Given instruction :: Edit the material below so that every "schematic" becomes "diagram", leaving everything else unchanged.

Collected data entries
◆ ◆ ◆

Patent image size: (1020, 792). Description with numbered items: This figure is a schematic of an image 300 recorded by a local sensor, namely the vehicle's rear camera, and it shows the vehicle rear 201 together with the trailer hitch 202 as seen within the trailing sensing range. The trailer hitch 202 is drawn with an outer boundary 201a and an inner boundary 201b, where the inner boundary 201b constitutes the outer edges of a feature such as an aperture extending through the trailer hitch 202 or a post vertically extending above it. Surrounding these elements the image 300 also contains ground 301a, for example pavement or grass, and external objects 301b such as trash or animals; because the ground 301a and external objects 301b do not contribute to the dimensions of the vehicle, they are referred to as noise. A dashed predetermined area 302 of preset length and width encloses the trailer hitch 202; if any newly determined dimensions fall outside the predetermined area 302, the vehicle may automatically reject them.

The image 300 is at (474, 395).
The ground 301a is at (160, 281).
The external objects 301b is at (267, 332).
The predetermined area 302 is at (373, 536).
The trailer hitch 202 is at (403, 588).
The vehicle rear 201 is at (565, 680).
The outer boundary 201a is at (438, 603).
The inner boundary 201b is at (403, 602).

◆ ◆ ◆

Solution for this exercise ::
Patent image size: (1020, 792). Description with numbered items: This figure is a diagram of an image 300 recorded by a local sensor, namely the vehicle's rear camera, and it shows the vehicle rear 201 together with the trailer hitch 202 as seen within the trailing sensing range. The trailer hitch 202 is drawn with an outer boundary 201a and an inner boundary 201b, where the inner boundary 201b constitutes the outer edges of a feature such as an aperture extending through the trailer hitch 202 or a post vertically extending above it. Surrounding these elements the image 300 also contains ground 301a, for example pavement or grass, and external objects 301b such as trash or animals; because the ground 301a and external objects 301b do not contribute to the dimensions of the vehicle, they are referred to as noise. A dashed predetermined area 302 of preset length and width encloses the trailer hitch 202; if any newly determined dimensions fall outside the predetermined area 302, the vehicle may automatically reject them.

The image 300 is at (474, 395).
The ground 301a is at (160, 281).
The external objects 301b is at (267, 332).
The predetermined area 302 is at (373, 536).
The trailer hitch 202 is at (403, 588).
The vehicle rear 201 is at (565, 680).
The outer boundary 201a is at (438, 603).
The inner boundary 201b is at (403, 602).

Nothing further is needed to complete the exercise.